**Problem statement**: Extract all lines from the data beneath that include the word "name".

**Record set**:
= = = = = = =

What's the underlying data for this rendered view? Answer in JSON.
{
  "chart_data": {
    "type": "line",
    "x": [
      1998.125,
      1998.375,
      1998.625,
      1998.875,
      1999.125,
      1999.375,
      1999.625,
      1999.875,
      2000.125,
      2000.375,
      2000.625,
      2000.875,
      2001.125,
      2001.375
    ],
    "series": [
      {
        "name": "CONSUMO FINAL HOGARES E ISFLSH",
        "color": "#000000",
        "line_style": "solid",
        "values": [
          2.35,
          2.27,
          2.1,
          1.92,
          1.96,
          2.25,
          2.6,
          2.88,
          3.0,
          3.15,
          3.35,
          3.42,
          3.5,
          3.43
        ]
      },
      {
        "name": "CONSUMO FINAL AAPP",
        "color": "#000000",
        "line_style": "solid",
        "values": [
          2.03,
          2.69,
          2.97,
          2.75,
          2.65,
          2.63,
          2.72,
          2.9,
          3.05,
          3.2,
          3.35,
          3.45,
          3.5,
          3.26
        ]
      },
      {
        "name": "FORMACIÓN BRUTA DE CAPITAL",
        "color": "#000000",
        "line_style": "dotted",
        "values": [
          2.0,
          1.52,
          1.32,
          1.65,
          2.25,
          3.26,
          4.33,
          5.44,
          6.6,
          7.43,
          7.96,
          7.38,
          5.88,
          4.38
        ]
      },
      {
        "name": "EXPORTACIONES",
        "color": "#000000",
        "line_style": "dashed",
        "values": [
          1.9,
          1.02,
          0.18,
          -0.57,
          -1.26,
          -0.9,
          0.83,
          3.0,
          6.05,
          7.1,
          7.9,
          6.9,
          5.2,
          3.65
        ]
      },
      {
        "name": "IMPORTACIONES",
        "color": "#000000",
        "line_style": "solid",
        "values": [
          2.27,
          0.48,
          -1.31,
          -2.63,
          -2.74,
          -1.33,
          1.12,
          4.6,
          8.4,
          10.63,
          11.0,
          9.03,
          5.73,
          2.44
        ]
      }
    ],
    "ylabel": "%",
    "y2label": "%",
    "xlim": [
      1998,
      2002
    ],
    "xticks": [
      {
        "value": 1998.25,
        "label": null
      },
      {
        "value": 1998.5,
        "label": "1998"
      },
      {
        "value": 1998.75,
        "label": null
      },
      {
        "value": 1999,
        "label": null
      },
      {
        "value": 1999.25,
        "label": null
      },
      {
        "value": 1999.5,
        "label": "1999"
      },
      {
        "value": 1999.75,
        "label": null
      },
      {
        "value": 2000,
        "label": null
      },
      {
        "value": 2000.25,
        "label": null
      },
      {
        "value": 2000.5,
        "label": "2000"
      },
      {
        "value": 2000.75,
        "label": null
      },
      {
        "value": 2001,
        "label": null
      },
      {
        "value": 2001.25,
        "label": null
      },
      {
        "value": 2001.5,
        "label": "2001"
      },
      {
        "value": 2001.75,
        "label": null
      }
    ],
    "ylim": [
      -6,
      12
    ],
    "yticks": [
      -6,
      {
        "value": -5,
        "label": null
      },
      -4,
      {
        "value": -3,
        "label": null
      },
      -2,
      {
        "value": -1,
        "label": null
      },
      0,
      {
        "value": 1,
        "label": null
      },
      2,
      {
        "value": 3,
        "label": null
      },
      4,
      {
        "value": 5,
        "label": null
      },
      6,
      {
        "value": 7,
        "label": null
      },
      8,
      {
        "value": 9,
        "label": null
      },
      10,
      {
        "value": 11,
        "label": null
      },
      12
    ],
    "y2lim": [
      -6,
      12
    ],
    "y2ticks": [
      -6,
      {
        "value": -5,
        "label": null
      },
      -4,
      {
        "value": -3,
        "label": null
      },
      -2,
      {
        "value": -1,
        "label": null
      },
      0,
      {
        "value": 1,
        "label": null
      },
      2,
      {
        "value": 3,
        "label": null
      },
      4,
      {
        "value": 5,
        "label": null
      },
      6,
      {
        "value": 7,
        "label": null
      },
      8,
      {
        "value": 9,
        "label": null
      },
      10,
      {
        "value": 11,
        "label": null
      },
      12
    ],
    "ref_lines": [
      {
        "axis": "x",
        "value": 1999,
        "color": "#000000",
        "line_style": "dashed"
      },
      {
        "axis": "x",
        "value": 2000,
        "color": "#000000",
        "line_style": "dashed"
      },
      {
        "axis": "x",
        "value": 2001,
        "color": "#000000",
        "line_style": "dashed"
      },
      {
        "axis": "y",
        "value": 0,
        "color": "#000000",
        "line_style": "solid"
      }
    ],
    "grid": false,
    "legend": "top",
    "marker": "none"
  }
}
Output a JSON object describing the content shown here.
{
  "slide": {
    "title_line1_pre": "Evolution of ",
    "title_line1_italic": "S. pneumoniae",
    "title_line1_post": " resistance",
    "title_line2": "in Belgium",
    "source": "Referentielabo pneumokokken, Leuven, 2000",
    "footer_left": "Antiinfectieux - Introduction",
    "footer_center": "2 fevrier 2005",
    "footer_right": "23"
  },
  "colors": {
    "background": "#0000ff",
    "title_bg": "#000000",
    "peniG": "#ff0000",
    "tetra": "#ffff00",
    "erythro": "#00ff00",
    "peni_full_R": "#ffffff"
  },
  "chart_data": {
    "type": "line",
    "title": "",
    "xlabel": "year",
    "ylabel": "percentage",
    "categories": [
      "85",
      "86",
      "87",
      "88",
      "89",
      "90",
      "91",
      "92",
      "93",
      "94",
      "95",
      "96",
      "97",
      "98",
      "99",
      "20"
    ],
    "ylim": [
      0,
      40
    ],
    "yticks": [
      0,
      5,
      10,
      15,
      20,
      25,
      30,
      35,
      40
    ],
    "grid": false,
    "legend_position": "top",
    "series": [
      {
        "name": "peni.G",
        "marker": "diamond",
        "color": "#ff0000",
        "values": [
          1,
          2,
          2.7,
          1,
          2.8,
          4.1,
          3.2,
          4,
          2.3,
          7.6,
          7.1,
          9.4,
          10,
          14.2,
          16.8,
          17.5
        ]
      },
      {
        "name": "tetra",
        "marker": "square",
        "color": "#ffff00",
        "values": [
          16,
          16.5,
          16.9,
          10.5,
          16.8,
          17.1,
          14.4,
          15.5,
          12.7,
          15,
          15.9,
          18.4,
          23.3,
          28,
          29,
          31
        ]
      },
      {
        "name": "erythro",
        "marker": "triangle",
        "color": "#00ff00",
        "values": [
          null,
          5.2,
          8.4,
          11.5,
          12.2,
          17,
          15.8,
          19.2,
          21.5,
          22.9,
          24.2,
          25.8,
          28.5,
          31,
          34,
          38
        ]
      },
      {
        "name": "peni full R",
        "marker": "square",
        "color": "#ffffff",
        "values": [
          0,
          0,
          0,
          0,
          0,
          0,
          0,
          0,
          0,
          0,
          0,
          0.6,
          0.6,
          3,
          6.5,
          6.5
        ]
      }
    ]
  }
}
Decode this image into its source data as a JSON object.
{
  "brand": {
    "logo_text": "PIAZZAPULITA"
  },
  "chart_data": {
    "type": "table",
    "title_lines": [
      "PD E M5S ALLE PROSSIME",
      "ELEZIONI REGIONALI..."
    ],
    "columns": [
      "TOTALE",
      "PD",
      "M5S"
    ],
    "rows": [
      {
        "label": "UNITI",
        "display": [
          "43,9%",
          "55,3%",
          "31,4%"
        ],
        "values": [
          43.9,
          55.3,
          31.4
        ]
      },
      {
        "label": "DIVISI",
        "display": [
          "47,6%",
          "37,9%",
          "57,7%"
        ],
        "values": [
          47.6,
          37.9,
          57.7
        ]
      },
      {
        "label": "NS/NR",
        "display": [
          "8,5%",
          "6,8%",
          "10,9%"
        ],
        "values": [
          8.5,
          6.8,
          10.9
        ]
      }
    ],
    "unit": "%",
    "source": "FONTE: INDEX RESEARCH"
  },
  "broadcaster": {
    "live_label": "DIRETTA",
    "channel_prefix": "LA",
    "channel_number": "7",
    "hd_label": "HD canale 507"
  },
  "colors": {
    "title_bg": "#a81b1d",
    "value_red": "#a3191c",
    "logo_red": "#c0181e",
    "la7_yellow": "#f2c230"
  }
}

= = = = = = =

**Solved problem**:
        "name": "CONSUMO FINAL HOGARES E ISFLSH",
        "name": "CONSUMO FINAL AAPP",
        "name": "FORMACIÓN BRUTA DE CAPITAL",
        "name": "EXPORTACIONES",
        "name": "IMPORTACIONES",
        "name": "peni.G",
        "name": "tetra",
        "name": "erythro",
        "name": "peni full R",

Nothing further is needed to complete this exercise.